-- Extract --
**********

Free meal program starts with new school year in Minnesota
SIOUX FALLS, S.D. (Dakota News Now) - Minnesota schools are familiar with the state’s new free meal program. It’s similar to a temporary program in place during the pandemic. But this time it’s sticking around.
Free meals for all is back in Minnesota schools after the state legislature pushed through a permanent plan earlier this year. At Luverne Public Schools, Superintendent Craig Oftedahl said it’s been an almost seamless transition back to the program.
“We had this a couple of years ago during the pandemic. Then last year, it was not in place. Now this year, it’s back in place,” Oftedahl said.
School districts that participate in the National School Lunch Program and the School Breakfast Program will receive reimbursement from the state of Minnesota. The program allows students at those schools to receive one breakfast and one lunch each day at no cost for them.
At both breakfast and lunch, students are required to select at least three items to count as a meal. That includes at least a half cup of fruits for vegetables. Second meals or snacks are not covered by the program, and will need to be paid for by families.
But Oftedahl said it does come with an important message for families; that they should still fill out the state’s Application for Educational Benefits. Because it’s been tied to free or reduced meals in the past, he said the district is worried families won’t fill out the form.
“Some other funding streams are linked to that application, and some other grant opportunities that we would have access to are linked to that application. The more people we can get to fill out that application, usually the better it is for a school district,” Oftedahl said. “Because everybody heard that it’s free, they don’t have to fill anything out. But there are other pieces to that puzzle. Compensatory funding, some grants and different funding streams.”
So the district is pushing families to still fill out the form, as it provides addition support to schools and students alike.
“We want accuracy, and we want to help those that need the help. Some of that funding is for students that do need the help,” Oftedahl said.

**********

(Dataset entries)

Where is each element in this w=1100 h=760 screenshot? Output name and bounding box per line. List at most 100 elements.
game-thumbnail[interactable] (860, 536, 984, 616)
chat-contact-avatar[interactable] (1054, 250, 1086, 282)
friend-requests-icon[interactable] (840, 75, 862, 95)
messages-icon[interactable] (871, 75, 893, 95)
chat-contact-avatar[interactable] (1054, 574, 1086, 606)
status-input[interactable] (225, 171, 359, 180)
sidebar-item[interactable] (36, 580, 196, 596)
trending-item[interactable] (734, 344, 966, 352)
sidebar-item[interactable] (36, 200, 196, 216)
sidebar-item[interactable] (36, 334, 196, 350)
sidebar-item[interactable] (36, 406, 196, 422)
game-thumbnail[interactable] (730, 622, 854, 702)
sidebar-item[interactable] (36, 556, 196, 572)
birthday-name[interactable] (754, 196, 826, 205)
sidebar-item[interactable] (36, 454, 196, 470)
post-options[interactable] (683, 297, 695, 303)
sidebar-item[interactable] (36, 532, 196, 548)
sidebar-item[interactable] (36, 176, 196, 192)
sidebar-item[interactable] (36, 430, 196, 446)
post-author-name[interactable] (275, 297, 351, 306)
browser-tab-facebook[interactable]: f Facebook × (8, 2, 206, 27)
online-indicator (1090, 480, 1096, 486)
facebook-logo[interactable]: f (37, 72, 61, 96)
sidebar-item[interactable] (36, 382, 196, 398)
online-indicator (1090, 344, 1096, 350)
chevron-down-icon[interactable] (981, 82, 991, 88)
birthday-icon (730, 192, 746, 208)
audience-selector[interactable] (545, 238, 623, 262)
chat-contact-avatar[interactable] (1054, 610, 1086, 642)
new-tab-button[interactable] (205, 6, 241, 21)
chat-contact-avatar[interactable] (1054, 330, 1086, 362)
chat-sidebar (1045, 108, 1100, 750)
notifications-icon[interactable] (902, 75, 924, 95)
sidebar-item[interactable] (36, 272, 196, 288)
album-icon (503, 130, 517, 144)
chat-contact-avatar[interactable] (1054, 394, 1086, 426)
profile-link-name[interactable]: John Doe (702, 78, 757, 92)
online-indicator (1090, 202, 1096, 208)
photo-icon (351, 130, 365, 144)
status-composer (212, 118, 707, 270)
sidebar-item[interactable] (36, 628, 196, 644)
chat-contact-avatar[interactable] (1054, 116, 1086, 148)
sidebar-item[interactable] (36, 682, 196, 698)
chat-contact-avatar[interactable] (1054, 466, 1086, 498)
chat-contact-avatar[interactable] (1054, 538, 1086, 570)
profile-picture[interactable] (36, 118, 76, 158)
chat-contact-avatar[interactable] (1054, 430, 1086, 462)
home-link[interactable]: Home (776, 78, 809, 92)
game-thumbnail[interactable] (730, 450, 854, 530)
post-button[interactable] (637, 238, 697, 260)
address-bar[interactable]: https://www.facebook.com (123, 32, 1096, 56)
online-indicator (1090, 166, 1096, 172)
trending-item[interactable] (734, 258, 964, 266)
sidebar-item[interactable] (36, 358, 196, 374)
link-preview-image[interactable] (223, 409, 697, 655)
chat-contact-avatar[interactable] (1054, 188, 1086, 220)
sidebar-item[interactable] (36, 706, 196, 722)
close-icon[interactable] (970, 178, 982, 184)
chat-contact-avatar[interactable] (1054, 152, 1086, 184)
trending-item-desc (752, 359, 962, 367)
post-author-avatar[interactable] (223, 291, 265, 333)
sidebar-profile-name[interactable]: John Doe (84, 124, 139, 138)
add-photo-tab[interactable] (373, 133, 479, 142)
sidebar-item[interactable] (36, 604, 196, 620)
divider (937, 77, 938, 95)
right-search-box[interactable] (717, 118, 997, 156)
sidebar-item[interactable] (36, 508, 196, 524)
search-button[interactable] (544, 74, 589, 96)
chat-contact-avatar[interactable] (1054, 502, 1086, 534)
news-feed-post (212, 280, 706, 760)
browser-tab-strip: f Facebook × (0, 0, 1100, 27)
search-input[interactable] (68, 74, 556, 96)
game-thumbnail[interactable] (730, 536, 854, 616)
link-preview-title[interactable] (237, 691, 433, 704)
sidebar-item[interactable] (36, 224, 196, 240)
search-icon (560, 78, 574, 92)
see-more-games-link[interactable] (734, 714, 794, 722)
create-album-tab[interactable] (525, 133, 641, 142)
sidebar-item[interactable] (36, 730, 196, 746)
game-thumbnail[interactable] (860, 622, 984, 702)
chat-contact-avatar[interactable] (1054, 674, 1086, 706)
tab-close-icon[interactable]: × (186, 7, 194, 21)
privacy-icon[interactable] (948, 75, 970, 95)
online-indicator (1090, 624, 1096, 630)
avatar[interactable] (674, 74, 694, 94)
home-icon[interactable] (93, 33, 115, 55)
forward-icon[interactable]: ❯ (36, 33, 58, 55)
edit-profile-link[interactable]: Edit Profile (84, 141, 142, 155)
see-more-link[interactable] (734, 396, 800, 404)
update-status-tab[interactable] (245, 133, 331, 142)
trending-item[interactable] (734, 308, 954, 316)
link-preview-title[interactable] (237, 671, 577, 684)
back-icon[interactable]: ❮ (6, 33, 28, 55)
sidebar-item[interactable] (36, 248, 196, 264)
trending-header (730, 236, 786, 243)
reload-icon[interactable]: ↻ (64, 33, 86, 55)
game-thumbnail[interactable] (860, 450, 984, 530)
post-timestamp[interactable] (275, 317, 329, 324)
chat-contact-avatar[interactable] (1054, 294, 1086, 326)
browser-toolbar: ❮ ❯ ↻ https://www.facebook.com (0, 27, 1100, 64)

**********

-- Task description --
From the article on Minnesota's free school meal program, reproduce the passage that begins at the words "Free meal program starts" and stops after "it’s sticking around.".

-- Worked solution --
Free meal program starts with new school year in Minnesota
SIOUX FALLS, S.D. (Dakota News Now) - Minnesota schools are familiar with the state’s new free meal program. It’s similar to a temporary program in place during the pandemic. But this time it’s sticking around.